Raw records:
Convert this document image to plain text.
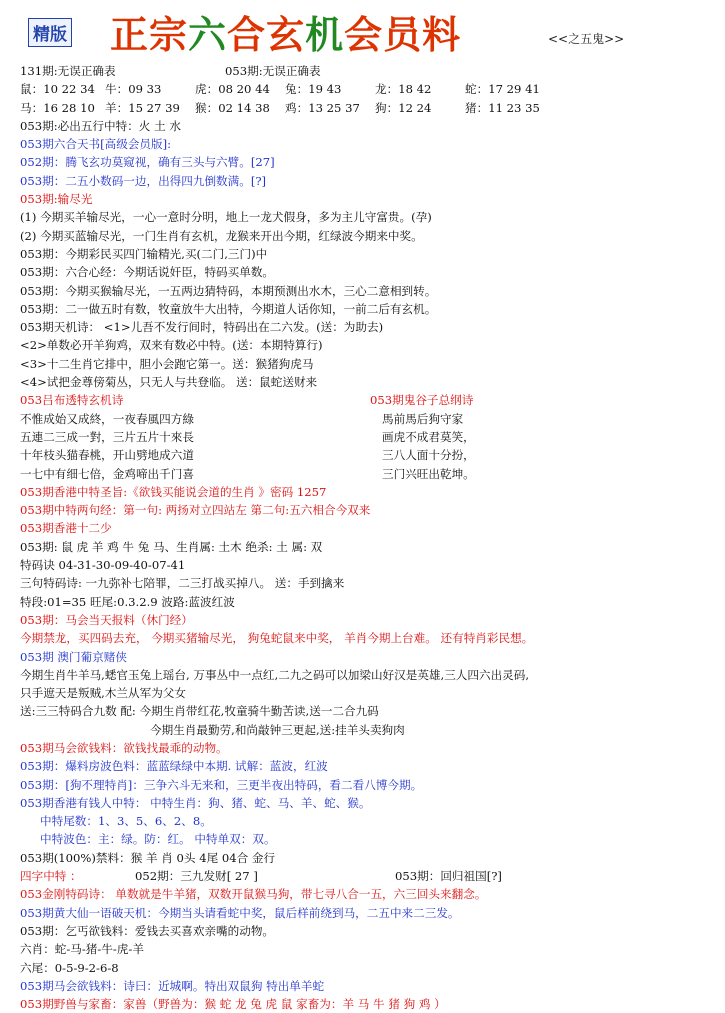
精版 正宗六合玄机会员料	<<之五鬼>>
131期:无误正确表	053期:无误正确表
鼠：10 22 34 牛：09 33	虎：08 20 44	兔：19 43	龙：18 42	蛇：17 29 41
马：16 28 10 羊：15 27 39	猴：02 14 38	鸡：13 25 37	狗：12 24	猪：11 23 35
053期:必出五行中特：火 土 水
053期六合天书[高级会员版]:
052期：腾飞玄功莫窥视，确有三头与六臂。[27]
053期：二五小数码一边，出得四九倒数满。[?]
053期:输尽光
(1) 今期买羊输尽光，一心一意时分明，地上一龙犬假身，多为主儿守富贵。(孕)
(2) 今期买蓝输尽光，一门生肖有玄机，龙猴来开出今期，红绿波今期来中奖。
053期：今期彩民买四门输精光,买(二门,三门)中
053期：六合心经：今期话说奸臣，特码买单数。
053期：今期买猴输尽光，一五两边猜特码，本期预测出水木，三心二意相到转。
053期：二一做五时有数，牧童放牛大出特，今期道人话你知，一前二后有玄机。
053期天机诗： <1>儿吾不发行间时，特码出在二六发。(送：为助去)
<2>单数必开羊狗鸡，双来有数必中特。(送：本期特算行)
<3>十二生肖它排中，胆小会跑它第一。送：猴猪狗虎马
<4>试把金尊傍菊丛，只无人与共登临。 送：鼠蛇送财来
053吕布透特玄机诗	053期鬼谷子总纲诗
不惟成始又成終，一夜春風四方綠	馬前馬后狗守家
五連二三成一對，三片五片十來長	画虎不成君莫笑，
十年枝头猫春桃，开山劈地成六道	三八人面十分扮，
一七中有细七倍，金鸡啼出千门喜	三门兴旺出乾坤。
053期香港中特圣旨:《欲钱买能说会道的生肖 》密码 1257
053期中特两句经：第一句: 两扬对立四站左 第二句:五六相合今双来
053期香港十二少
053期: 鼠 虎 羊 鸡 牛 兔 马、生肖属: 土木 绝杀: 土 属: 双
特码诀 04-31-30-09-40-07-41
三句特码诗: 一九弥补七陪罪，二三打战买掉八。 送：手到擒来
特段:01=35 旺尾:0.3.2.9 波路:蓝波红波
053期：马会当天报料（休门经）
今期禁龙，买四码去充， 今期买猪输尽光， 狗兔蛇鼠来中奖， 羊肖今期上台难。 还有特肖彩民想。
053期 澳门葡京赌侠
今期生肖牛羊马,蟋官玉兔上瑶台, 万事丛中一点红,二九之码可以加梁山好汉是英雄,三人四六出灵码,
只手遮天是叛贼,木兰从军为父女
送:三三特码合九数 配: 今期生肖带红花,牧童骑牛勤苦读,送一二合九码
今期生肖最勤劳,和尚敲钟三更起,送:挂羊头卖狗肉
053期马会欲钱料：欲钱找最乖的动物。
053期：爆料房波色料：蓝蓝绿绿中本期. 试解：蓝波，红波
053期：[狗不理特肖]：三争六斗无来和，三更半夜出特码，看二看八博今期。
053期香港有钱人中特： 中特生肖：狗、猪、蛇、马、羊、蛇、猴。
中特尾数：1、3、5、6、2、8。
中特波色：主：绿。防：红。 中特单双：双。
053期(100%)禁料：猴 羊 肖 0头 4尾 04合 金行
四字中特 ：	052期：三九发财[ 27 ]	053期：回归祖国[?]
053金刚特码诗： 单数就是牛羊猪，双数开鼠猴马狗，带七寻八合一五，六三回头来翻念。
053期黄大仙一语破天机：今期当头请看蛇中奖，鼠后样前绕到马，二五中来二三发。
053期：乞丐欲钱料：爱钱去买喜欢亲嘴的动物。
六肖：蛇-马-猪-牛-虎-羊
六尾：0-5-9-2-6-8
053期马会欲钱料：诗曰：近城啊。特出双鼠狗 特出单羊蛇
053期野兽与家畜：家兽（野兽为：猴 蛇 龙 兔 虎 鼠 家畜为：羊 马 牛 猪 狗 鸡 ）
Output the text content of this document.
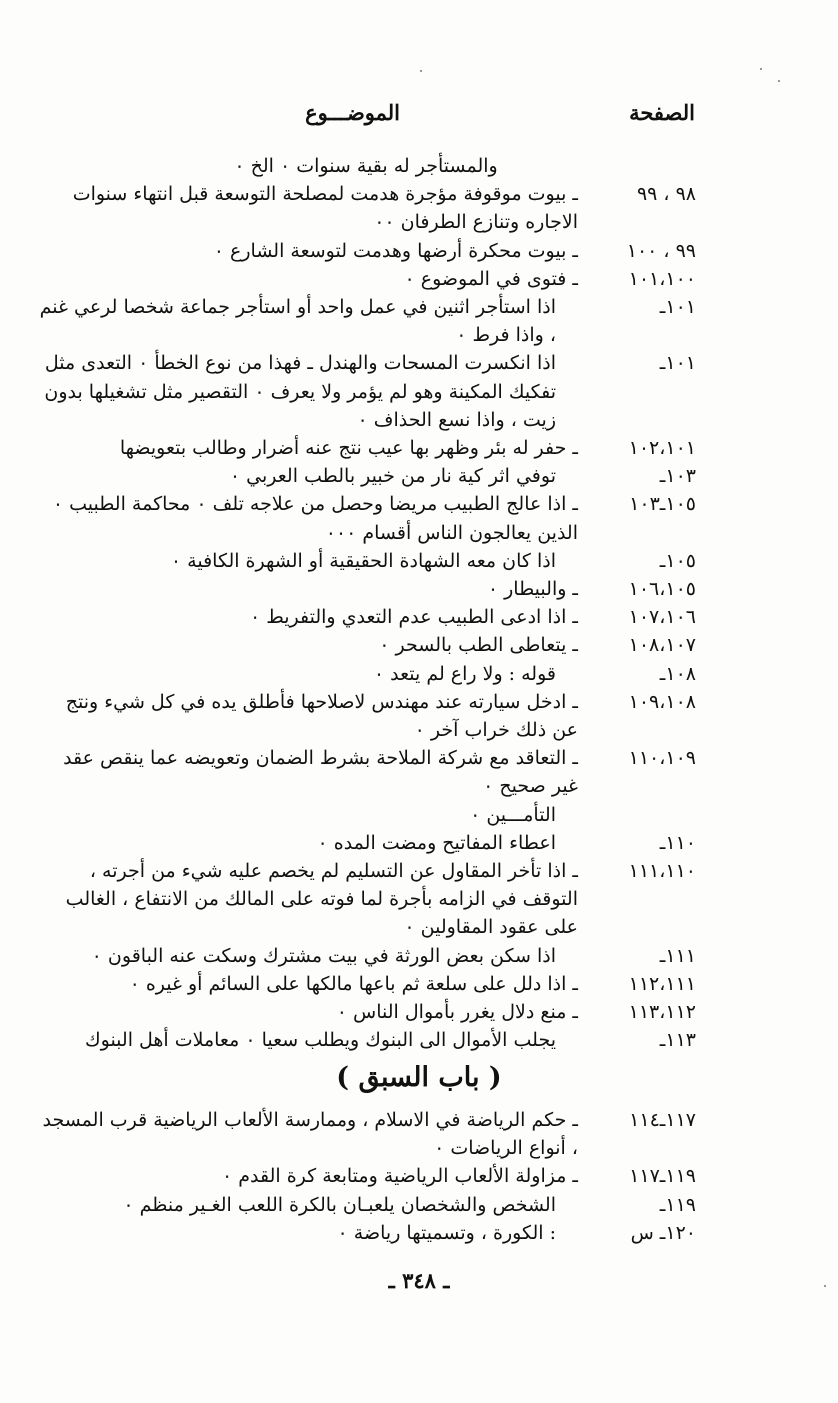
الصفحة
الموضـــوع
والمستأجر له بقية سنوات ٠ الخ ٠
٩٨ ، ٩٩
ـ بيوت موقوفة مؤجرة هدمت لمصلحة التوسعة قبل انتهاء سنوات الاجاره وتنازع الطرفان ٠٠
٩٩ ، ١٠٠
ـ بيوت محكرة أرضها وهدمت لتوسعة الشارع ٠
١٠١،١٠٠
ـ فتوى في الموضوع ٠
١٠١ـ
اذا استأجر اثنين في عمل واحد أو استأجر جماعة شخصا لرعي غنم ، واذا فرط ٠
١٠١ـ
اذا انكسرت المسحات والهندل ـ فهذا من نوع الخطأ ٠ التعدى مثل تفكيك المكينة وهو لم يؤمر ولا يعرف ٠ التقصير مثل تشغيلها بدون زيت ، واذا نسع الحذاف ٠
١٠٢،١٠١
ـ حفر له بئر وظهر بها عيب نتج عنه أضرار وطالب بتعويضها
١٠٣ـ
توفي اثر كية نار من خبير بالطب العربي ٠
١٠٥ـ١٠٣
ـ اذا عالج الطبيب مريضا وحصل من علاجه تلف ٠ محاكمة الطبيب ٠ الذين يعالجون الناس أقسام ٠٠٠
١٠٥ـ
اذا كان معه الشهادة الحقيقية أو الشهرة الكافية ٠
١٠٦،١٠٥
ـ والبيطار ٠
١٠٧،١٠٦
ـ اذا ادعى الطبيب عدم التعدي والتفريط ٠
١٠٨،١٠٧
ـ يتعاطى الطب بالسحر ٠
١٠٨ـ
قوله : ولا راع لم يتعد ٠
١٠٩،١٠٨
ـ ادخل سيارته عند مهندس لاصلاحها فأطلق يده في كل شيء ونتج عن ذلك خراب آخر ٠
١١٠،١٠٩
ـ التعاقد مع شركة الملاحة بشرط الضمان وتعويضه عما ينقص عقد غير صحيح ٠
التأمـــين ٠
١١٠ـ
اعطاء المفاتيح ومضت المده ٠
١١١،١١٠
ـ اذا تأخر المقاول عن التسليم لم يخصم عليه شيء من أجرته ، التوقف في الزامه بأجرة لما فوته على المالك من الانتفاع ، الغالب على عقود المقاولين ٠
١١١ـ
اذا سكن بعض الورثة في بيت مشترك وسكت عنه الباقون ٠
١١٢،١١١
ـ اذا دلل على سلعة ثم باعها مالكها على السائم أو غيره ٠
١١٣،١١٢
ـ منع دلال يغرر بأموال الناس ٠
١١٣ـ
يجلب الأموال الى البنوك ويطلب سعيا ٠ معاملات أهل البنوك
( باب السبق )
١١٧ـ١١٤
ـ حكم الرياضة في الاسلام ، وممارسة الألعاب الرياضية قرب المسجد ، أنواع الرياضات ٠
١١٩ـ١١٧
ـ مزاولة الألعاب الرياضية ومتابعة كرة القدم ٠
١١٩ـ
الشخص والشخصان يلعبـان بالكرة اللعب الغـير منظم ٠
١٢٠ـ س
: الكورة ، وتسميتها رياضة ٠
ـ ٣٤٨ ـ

* * *

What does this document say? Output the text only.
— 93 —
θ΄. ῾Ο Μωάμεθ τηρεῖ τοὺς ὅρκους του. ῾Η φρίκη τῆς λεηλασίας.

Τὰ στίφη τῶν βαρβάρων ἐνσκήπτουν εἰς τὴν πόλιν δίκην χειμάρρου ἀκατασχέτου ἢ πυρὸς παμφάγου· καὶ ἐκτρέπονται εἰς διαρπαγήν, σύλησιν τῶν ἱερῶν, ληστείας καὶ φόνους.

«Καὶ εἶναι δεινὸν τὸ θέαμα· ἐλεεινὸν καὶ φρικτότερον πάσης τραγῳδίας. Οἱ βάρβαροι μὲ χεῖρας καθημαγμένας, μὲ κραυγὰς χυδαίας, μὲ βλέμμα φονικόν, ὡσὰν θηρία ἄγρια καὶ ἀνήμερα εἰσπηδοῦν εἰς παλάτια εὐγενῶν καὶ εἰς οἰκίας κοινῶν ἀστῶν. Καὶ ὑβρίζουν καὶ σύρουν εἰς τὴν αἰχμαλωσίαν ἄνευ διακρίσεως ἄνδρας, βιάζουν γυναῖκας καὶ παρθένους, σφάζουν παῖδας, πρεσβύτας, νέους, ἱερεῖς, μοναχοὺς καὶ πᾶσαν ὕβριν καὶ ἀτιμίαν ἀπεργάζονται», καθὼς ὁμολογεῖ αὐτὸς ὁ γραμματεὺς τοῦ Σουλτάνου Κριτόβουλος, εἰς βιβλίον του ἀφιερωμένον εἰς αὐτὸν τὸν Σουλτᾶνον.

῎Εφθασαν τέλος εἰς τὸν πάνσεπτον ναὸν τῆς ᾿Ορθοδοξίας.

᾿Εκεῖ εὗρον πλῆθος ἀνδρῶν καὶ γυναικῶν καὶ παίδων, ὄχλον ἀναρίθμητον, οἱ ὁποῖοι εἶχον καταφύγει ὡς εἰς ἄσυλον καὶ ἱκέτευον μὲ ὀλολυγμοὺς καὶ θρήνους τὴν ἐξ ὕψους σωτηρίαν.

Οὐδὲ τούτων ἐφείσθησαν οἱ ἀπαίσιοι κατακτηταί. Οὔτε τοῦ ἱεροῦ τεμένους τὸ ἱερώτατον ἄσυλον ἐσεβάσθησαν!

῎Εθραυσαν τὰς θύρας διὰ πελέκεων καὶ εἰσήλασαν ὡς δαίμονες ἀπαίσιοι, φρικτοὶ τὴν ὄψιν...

Aim of the exercise: State the number of lines holding the word "الألعاب" in the listing. Add nothing else.

Reply to the task: 2